== STATED PROBLEM ==
Find each line with the word "marker" in it, then give the total alone.

== INPUT ==

⁂

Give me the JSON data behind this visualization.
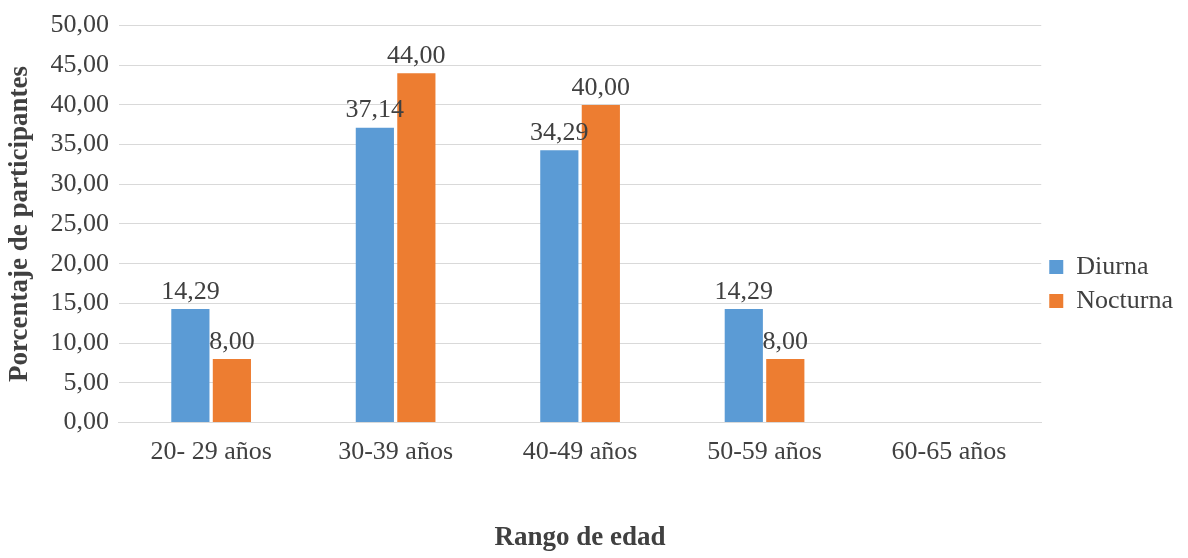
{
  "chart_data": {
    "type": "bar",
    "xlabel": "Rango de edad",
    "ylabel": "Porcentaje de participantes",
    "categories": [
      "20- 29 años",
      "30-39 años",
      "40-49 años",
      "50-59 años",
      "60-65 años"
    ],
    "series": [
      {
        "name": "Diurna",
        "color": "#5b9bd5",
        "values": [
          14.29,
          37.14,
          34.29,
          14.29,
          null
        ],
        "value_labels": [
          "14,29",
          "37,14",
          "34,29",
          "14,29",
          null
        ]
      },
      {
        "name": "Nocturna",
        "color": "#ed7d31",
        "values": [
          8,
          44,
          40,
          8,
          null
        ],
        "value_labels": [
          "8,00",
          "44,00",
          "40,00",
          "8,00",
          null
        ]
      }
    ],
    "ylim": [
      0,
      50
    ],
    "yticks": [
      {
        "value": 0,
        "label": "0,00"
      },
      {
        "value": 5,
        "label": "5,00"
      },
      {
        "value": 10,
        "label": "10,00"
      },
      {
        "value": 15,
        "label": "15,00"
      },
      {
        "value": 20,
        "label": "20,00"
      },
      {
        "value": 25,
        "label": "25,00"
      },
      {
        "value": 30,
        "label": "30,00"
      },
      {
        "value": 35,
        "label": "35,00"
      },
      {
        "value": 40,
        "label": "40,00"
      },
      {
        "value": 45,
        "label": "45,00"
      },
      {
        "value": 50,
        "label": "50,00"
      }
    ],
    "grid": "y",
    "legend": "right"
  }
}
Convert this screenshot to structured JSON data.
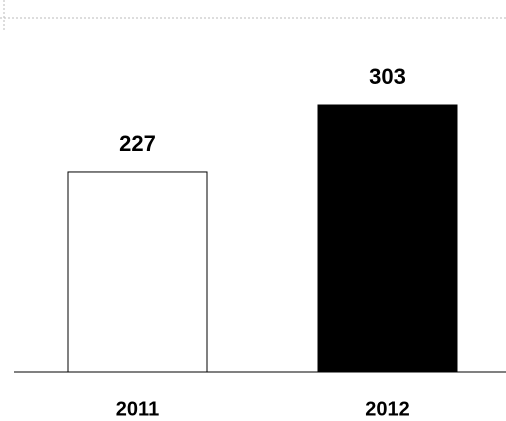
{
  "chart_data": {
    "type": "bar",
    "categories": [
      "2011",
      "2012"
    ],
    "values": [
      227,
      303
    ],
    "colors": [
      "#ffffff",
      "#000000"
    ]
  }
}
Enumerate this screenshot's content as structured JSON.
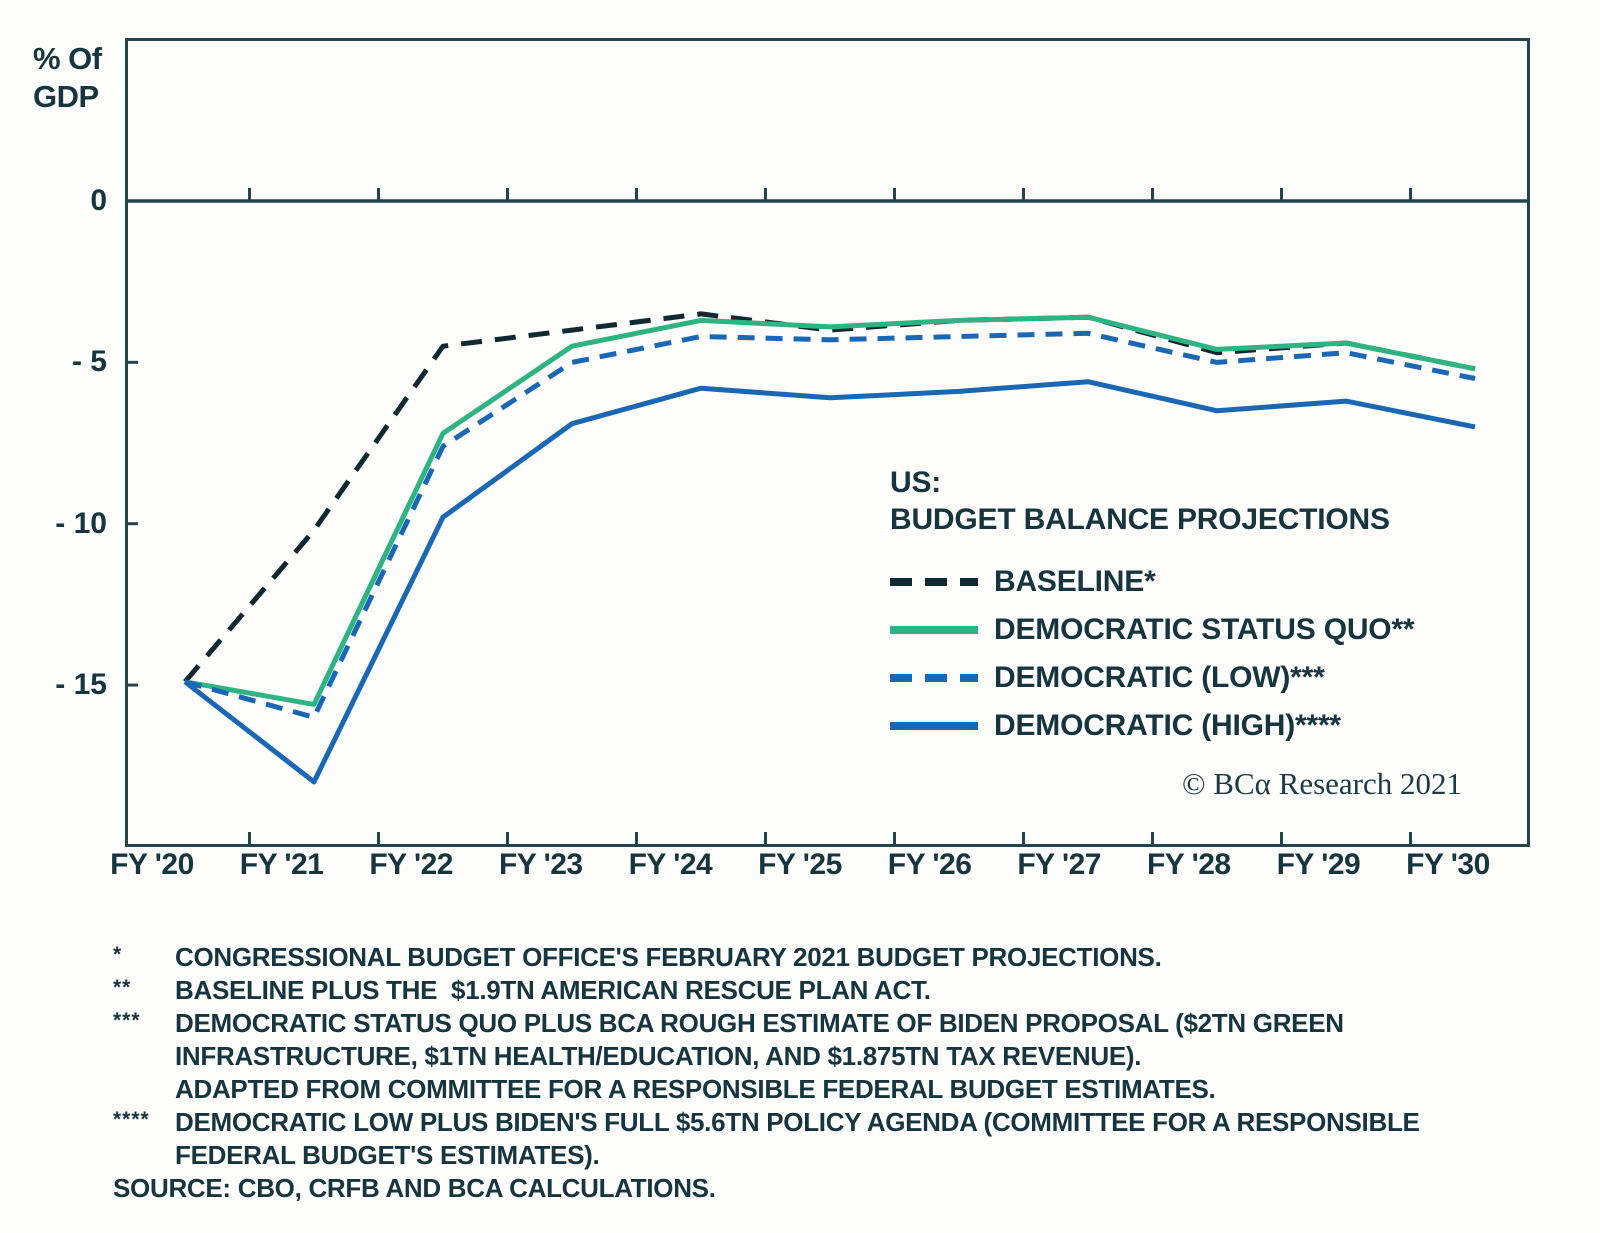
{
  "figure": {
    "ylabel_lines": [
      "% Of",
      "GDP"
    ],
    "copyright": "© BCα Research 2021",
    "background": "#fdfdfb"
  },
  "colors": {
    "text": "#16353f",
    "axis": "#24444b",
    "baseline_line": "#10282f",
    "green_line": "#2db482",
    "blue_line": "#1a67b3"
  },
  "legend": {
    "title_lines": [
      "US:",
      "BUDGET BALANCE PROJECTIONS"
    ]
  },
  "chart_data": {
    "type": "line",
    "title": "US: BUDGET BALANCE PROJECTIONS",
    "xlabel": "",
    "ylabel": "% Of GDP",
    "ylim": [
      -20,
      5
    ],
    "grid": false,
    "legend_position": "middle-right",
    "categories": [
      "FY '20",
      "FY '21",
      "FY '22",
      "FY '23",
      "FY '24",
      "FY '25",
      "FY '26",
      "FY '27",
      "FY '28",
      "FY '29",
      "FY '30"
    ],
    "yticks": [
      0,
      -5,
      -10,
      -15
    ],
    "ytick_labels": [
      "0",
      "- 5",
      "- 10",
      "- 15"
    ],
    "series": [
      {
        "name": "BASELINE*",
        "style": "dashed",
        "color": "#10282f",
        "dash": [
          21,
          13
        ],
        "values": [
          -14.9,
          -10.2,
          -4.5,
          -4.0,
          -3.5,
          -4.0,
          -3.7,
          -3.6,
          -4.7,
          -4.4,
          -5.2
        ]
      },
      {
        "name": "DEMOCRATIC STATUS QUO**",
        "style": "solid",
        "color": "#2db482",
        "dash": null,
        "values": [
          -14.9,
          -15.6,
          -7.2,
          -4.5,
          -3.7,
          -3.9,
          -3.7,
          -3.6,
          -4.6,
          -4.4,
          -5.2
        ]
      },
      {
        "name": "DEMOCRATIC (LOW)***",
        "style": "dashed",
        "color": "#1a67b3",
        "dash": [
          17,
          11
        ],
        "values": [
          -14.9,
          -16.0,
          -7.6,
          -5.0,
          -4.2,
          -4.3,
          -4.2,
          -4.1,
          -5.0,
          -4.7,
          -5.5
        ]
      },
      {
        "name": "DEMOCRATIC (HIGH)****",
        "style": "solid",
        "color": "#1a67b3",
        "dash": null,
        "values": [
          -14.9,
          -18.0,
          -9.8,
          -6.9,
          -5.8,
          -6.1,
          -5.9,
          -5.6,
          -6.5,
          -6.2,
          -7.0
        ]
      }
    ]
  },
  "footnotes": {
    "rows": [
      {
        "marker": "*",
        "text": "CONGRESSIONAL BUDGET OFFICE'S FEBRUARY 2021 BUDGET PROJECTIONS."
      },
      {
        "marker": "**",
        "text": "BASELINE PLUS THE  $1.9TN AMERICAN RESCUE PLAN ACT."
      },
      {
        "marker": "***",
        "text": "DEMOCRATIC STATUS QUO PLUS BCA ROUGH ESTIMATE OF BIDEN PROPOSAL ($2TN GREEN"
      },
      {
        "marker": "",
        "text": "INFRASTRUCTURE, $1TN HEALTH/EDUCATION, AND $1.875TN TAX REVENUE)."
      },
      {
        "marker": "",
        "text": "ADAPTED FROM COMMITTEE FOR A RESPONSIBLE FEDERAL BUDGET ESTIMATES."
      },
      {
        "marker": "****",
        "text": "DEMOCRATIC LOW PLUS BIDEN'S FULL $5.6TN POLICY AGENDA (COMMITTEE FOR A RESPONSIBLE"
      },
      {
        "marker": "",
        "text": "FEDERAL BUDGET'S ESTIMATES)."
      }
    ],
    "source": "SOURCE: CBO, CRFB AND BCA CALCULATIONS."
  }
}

⁂

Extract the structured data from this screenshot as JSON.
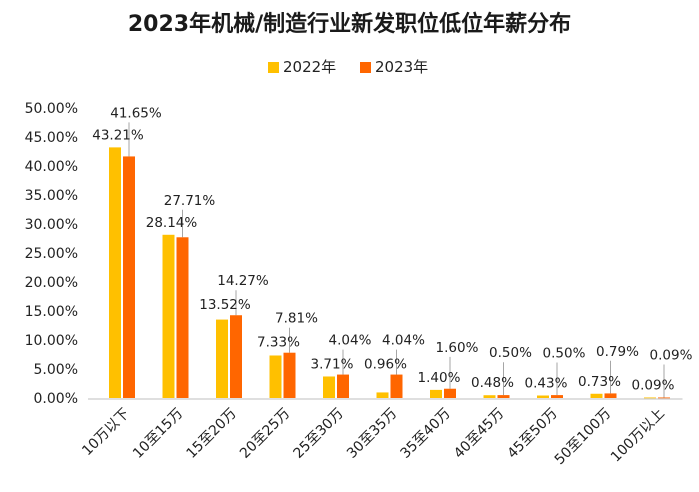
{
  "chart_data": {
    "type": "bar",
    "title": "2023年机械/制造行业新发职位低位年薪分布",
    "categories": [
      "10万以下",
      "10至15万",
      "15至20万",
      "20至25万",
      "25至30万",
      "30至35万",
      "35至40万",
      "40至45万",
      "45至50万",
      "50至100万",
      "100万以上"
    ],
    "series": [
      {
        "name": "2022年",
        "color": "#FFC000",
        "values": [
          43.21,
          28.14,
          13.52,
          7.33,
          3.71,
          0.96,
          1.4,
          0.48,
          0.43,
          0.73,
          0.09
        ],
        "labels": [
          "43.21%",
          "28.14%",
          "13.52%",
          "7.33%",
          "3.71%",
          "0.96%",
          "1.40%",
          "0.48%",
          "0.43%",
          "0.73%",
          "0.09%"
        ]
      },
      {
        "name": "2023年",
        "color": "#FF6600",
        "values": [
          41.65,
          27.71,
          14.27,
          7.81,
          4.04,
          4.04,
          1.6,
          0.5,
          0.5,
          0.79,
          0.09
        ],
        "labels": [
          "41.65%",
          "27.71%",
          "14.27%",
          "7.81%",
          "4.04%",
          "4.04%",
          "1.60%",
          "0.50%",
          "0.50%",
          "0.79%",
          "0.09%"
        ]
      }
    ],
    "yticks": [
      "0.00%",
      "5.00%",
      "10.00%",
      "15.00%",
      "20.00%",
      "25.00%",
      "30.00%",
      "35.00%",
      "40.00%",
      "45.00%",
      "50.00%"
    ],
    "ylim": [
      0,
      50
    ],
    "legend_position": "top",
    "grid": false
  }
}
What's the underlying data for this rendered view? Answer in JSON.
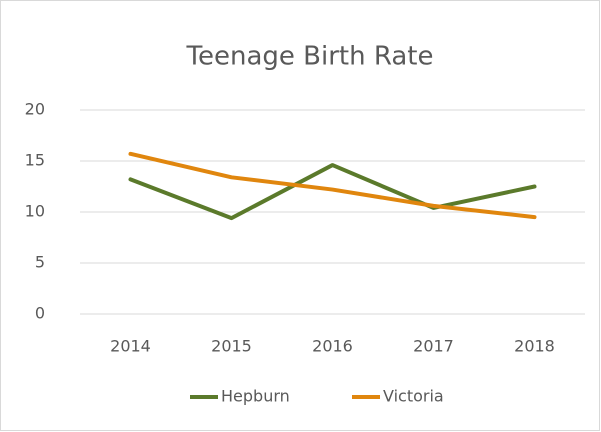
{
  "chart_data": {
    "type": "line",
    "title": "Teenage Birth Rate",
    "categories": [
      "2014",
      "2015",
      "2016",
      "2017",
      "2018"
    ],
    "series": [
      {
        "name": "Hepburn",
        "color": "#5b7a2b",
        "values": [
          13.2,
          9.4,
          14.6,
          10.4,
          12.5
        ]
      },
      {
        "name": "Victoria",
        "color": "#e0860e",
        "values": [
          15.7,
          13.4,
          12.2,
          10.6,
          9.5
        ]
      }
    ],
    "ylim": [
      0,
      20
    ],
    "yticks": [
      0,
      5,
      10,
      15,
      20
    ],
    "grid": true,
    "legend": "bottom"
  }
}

⁂

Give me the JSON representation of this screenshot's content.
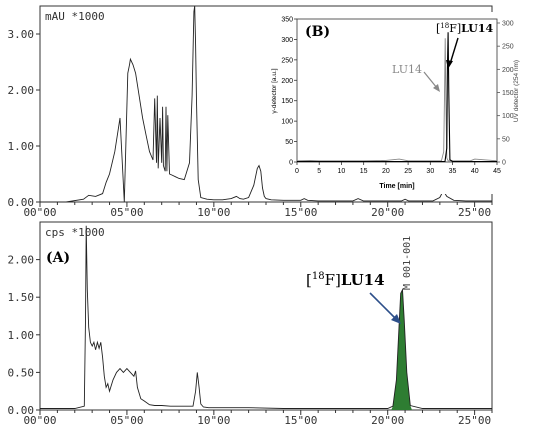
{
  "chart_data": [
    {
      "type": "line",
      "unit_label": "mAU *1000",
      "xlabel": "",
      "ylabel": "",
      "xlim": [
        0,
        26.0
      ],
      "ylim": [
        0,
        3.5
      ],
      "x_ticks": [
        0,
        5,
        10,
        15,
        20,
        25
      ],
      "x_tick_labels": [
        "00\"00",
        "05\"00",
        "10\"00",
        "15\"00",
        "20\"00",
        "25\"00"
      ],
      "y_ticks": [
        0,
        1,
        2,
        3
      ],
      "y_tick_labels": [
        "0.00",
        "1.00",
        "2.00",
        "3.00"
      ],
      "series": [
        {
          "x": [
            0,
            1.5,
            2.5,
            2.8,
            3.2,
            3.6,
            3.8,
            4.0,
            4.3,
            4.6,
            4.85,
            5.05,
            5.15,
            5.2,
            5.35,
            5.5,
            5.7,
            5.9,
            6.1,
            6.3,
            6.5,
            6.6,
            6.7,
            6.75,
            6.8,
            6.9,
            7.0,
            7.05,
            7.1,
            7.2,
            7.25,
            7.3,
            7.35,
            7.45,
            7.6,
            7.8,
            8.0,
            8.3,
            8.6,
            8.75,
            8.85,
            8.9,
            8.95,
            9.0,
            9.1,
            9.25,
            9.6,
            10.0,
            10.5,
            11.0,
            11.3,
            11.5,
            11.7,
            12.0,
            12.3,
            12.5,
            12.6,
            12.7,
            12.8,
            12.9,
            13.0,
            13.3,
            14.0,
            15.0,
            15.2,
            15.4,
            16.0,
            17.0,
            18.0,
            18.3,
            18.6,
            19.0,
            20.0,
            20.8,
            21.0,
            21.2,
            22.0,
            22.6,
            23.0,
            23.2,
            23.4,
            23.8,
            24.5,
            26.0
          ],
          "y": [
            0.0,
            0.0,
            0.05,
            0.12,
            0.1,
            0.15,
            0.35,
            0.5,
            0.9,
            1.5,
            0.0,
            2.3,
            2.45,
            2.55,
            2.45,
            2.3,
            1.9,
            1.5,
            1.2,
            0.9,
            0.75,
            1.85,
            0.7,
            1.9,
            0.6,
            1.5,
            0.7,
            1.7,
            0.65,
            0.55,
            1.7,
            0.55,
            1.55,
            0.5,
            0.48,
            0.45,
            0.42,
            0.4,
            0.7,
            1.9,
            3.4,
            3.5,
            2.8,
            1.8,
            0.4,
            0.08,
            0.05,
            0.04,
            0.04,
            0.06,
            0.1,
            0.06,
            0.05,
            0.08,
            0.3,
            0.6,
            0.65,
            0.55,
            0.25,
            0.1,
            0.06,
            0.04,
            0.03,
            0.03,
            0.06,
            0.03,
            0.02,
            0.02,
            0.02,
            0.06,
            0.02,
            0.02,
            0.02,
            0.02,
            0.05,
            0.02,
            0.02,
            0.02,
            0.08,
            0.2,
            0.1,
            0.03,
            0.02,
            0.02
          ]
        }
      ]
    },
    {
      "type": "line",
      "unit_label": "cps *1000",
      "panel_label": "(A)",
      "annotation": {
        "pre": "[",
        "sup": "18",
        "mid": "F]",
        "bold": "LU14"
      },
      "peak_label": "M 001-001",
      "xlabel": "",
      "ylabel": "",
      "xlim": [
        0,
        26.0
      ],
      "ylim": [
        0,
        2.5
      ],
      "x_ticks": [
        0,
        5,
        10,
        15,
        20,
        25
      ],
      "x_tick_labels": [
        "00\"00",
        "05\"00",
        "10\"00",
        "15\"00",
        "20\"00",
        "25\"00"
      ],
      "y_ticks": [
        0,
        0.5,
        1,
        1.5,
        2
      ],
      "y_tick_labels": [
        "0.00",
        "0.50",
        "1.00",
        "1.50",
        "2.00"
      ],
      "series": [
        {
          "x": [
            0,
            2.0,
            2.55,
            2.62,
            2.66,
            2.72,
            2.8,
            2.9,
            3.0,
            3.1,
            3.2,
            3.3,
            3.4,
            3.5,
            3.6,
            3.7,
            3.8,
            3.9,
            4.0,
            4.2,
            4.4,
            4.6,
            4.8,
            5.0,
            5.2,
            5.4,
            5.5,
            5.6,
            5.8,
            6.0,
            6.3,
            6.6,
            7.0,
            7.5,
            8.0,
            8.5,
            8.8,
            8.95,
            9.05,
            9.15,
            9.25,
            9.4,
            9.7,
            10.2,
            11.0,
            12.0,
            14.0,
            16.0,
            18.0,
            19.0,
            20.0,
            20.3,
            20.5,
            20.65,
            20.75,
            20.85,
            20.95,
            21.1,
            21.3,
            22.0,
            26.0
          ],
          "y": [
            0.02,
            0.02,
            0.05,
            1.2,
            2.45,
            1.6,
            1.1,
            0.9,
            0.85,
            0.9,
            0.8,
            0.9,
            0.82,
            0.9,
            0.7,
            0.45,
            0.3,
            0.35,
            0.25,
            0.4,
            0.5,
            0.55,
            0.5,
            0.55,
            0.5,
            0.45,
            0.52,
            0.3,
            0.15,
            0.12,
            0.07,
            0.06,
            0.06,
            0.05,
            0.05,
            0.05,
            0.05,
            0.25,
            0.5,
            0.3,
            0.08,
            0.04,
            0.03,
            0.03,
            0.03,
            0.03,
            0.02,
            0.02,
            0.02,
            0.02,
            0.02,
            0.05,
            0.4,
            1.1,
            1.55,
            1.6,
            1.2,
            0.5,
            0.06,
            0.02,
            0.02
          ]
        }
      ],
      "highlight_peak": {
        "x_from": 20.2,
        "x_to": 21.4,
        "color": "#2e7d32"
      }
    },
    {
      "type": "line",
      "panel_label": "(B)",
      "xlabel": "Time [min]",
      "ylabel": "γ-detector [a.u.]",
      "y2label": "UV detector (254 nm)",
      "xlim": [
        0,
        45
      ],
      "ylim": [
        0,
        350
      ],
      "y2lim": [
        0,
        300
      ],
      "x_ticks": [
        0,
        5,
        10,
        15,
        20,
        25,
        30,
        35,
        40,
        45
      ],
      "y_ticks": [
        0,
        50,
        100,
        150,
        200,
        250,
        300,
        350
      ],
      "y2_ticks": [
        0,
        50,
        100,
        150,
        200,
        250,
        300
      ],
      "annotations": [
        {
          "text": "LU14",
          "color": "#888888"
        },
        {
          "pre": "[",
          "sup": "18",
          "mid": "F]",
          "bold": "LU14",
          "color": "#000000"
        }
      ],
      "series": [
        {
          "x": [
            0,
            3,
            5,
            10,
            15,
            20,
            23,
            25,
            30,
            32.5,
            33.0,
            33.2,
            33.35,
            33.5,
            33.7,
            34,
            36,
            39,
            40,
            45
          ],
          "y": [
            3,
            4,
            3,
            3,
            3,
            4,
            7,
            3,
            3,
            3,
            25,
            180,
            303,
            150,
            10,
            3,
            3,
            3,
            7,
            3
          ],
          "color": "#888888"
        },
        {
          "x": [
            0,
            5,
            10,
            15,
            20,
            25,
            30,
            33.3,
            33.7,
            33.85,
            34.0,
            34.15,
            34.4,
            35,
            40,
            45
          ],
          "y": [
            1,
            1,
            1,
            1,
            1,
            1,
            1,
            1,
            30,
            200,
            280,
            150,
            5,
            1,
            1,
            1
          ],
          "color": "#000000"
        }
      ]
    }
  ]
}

⁂

== SOLUTION BELOW ==
7